**To be done:**
Lift out each line of the data that holds "我感觉我的智商这几天被蹂躏的很厉害".

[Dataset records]
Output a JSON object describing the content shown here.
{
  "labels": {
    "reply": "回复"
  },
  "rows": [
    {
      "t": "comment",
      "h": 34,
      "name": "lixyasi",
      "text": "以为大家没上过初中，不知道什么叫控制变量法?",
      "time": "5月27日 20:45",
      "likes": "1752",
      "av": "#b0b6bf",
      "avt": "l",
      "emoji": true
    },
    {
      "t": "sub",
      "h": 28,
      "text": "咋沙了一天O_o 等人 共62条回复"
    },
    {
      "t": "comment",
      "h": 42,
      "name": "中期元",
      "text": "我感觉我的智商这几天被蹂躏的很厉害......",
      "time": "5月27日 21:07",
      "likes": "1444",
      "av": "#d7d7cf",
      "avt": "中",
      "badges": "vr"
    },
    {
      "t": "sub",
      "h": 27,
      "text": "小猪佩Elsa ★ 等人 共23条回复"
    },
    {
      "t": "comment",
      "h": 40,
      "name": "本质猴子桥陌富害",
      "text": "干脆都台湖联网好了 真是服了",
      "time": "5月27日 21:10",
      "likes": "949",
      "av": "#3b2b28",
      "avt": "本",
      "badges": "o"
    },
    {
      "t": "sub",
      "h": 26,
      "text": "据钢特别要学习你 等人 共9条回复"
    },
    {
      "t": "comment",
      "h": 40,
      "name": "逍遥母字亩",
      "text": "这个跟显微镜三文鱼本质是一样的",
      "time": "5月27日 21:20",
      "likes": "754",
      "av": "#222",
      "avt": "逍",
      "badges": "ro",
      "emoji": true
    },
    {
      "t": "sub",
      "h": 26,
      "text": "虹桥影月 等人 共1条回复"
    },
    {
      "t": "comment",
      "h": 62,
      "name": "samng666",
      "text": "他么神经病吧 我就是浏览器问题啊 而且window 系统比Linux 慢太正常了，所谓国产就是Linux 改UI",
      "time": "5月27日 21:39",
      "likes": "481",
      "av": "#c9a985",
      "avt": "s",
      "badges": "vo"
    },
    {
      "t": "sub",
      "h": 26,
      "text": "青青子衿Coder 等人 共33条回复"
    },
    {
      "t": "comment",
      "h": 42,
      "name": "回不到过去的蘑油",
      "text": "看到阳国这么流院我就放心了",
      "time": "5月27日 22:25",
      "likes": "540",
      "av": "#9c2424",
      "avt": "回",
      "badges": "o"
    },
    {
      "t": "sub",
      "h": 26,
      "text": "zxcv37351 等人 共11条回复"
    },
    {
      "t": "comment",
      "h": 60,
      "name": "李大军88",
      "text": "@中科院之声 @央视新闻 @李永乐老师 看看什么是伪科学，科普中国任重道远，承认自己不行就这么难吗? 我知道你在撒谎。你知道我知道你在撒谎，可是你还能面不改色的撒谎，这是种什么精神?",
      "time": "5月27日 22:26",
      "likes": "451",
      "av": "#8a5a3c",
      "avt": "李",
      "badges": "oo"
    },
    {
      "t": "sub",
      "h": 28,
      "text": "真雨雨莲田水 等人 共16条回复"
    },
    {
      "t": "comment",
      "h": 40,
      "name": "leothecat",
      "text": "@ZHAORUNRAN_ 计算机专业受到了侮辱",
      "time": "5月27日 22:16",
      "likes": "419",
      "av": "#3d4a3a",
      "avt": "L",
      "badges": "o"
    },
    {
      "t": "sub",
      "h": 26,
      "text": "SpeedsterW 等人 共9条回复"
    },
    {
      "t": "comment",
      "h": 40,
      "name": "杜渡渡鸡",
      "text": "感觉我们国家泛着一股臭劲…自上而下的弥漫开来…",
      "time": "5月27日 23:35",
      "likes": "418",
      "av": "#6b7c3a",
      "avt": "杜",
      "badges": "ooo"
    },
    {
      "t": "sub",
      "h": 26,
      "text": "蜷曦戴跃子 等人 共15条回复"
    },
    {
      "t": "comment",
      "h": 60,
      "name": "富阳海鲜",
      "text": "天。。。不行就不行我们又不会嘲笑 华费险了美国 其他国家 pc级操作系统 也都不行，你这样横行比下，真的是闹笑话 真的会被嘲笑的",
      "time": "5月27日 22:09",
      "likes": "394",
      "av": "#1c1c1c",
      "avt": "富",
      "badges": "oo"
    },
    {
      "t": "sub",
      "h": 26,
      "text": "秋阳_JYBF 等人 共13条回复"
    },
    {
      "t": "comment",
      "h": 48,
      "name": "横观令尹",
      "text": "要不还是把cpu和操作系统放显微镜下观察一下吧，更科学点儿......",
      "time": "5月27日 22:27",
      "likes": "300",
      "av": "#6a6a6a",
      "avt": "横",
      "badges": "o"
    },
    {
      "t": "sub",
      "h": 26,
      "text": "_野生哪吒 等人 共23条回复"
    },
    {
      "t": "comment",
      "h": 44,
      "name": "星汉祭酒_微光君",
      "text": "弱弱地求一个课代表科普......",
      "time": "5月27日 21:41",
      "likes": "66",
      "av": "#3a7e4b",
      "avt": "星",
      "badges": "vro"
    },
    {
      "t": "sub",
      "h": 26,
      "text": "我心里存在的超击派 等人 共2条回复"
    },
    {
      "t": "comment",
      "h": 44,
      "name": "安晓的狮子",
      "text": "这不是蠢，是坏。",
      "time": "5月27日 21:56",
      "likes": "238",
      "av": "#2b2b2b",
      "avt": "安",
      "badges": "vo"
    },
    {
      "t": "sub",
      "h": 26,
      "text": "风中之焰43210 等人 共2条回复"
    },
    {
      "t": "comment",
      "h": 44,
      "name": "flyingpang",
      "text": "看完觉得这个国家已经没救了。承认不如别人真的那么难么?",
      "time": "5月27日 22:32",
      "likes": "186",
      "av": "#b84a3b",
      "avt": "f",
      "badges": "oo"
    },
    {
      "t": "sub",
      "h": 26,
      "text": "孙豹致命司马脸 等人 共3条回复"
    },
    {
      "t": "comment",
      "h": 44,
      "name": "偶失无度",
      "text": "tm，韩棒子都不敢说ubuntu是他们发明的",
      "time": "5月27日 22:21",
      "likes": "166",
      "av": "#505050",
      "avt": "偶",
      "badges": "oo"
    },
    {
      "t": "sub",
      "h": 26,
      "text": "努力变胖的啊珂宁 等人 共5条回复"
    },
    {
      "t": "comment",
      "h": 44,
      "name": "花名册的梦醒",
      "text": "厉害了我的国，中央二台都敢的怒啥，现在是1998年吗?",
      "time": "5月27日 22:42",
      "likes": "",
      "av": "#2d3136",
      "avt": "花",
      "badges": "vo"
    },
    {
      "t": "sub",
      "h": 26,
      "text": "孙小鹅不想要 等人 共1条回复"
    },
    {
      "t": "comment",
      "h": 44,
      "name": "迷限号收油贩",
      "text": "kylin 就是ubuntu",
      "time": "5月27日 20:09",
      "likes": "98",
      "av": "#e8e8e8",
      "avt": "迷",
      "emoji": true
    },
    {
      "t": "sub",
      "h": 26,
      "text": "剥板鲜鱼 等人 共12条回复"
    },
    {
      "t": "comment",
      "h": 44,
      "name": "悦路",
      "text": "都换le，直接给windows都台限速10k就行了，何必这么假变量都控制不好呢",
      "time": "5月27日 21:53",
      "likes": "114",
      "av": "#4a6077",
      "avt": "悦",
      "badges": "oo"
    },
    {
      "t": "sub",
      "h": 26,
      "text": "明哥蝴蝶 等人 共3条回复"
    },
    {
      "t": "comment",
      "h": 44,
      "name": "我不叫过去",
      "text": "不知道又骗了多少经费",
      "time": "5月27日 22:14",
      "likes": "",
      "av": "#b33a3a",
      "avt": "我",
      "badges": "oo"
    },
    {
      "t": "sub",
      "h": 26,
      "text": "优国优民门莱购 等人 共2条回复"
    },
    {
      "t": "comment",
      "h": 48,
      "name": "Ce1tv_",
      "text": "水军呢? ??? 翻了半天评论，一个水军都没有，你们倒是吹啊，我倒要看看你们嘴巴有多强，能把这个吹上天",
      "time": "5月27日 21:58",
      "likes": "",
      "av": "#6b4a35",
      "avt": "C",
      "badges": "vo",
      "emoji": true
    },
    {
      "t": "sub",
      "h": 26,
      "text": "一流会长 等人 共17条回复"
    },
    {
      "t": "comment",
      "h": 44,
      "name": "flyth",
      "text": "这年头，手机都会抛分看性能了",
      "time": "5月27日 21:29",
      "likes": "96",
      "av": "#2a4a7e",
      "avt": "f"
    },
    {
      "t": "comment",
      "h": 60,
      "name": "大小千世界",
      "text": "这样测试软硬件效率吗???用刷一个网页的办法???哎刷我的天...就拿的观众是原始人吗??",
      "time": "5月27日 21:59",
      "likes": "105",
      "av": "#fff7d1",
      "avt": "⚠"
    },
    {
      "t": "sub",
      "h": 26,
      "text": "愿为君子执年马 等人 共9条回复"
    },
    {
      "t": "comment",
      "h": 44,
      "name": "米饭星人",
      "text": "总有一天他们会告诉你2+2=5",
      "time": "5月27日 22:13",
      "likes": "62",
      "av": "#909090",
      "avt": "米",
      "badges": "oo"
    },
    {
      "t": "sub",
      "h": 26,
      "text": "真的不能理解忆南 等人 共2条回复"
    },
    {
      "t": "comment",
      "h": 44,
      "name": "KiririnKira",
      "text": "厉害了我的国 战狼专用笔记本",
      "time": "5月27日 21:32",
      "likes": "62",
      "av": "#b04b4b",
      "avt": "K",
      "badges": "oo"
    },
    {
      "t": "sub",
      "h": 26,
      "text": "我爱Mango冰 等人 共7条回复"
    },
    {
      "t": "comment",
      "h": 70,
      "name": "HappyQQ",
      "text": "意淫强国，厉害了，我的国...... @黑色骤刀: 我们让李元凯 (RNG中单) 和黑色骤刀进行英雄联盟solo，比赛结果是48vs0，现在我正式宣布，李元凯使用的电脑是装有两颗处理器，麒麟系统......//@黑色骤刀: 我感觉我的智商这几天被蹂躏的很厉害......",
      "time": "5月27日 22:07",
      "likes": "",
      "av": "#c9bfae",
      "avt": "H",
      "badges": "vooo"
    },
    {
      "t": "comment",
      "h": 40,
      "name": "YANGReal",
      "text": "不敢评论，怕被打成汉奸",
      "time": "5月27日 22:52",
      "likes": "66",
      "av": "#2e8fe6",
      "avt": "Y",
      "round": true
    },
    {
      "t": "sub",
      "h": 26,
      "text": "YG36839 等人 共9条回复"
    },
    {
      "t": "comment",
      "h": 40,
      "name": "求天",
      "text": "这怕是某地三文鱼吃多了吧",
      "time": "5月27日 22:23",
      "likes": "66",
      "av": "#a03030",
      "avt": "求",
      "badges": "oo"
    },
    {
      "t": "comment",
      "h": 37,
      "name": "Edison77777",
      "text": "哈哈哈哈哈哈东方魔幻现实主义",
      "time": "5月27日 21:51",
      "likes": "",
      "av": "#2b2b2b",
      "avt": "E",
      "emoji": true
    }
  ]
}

**Task answer:**
      "text": "我感觉我的智商这几天被蹂躏的很厉害......",
      "text": "意淫强国，厉害了，我的国...... @黑色骤刀: 我们让李元凯 (RNG中单) 和黑色骤刀进行英雄联盟solo，比赛结果是48vs0，现在我正式宣布，李元凯使用的电脑是装有两颗处理器，麒麟系统......//@黑色骤刀: 我感觉我的智商这几天被蹂躏的很厉害......",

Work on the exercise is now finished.